- Written instruction -
Rewrite the material from its start through the line containing "chart-legend: 2 Layers", replacing "legend-color-swatch" with "legend-swatch" and leaving everything else unchanged.

- Material supplied -
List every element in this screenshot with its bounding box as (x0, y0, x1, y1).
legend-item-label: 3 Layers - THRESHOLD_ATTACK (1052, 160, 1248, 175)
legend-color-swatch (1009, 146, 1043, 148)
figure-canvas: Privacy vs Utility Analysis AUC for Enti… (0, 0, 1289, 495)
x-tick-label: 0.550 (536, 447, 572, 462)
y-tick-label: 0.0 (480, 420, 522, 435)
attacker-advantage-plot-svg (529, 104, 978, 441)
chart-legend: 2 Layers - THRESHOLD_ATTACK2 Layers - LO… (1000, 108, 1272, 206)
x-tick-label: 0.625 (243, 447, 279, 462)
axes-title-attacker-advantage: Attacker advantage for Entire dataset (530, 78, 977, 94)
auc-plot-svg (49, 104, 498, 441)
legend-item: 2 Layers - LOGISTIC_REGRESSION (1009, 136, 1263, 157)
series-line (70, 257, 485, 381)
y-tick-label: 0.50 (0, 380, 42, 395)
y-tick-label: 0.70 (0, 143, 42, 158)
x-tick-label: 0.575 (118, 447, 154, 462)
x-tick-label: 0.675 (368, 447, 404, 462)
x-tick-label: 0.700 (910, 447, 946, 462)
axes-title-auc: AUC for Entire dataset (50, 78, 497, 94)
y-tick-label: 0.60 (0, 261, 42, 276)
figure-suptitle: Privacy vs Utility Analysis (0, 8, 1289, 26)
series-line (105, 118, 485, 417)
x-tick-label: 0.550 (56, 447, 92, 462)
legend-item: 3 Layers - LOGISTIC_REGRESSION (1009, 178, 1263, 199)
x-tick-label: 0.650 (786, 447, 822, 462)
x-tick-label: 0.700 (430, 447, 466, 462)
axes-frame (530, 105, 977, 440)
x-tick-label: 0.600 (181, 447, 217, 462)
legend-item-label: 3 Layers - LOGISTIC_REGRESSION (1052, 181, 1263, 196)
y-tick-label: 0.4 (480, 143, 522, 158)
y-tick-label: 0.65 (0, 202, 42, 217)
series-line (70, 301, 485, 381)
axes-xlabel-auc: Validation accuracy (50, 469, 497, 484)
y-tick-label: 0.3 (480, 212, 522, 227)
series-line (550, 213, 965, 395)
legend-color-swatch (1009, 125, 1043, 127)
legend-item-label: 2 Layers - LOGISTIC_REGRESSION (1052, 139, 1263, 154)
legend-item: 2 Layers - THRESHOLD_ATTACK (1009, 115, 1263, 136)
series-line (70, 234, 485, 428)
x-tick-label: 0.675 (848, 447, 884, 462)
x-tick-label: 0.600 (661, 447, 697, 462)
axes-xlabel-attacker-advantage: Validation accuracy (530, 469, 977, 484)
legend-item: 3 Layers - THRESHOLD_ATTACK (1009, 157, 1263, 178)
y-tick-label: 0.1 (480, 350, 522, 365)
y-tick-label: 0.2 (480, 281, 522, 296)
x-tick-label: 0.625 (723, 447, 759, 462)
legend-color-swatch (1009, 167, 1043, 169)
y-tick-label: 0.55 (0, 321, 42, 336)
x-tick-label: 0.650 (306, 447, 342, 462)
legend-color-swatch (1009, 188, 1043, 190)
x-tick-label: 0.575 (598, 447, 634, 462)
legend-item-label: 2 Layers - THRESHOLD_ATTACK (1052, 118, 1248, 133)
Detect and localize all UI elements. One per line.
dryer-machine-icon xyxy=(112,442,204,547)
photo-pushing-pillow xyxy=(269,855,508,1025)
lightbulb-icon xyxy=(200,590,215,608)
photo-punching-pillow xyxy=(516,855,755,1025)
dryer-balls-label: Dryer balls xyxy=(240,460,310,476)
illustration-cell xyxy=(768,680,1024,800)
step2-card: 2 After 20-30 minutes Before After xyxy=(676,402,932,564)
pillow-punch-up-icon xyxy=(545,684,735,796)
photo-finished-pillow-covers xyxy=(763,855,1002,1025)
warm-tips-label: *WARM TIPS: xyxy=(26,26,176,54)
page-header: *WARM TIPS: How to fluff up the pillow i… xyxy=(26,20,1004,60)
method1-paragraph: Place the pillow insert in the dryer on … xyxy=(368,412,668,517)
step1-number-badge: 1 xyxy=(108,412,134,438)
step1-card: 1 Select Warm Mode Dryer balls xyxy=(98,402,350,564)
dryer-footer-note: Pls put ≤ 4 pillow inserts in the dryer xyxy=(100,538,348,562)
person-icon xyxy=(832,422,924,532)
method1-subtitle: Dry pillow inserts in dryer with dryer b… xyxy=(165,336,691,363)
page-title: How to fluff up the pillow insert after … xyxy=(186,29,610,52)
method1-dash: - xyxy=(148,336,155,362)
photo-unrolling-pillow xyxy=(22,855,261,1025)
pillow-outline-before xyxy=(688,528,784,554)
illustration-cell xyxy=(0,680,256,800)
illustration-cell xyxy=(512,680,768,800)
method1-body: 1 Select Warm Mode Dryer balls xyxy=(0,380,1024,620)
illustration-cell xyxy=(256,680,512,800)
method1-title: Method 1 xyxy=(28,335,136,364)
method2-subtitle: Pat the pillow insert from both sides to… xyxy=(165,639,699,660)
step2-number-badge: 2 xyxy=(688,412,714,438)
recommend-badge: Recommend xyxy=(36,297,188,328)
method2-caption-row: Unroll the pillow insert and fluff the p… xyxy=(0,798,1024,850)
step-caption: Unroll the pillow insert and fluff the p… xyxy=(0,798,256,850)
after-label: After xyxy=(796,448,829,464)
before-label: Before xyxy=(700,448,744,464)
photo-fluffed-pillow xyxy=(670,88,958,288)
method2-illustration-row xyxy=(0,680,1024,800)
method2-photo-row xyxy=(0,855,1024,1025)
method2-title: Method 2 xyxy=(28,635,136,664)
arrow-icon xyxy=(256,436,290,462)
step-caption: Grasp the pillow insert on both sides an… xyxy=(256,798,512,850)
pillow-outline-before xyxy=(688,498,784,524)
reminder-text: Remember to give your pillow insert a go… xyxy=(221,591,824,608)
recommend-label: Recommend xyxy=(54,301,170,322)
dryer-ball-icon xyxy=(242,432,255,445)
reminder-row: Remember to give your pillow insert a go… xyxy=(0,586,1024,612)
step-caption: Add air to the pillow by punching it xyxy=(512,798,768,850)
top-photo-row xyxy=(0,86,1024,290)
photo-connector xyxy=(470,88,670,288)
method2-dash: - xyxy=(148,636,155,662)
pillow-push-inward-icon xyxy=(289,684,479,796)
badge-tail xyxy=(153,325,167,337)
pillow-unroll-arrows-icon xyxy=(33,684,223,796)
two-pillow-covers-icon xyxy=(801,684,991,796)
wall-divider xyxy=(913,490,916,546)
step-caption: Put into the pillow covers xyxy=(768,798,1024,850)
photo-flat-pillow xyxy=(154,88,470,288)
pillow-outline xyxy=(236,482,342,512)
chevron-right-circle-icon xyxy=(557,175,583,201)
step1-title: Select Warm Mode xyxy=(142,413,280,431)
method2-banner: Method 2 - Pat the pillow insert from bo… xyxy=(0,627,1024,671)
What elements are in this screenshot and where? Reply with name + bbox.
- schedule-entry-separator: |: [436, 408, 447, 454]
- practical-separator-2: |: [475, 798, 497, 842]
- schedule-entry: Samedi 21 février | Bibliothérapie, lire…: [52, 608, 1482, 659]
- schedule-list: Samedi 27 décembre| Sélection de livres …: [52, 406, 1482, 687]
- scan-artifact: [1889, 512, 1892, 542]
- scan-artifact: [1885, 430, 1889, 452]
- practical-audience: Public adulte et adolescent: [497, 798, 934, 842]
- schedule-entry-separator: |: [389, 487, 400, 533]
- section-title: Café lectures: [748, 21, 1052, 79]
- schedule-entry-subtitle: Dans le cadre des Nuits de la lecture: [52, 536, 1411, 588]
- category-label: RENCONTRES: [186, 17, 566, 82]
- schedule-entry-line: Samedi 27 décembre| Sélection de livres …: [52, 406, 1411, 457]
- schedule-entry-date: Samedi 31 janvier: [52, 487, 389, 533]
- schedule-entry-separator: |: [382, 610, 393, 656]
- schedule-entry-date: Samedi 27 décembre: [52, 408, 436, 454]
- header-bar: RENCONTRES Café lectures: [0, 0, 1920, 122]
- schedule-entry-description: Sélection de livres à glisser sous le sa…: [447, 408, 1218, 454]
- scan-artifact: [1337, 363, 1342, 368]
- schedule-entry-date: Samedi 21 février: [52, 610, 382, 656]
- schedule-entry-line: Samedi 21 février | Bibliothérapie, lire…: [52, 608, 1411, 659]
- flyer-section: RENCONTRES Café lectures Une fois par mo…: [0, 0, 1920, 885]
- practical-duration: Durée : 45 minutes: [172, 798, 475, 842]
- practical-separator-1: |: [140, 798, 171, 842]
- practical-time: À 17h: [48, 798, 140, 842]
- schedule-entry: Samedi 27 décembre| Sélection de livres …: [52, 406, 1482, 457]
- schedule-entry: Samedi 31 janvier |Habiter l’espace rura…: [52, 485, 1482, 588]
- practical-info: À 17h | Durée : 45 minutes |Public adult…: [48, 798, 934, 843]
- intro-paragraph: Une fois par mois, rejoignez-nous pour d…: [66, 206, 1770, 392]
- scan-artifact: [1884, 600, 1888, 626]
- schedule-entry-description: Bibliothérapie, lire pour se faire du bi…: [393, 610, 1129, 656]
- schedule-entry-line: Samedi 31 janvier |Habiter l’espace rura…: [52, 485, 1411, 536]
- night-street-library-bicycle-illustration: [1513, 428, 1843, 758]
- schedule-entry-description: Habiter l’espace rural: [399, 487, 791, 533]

- Written solution -
List every element in this screenshot with its bounding box as (x0, y0, x1, y1).
legend-item-label: 3 Layers - THRESHOLD_ATTACK (1052, 160, 1248, 175)
legend-swatch (1009, 146, 1043, 148)
figure-canvas: Privacy vs Utility Analysis AUC for Enti… (0, 0, 1289, 495)
x-tick-label: 0.550 (536, 447, 572, 462)
y-tick-label: 0.0 (480, 420, 522, 435)
attacker-advantage-plot-svg (529, 104, 978, 441)
chart-legend: 2 Layers - THRESHOLD_ATTACK2 Layers - LO… (1000, 108, 1272, 206)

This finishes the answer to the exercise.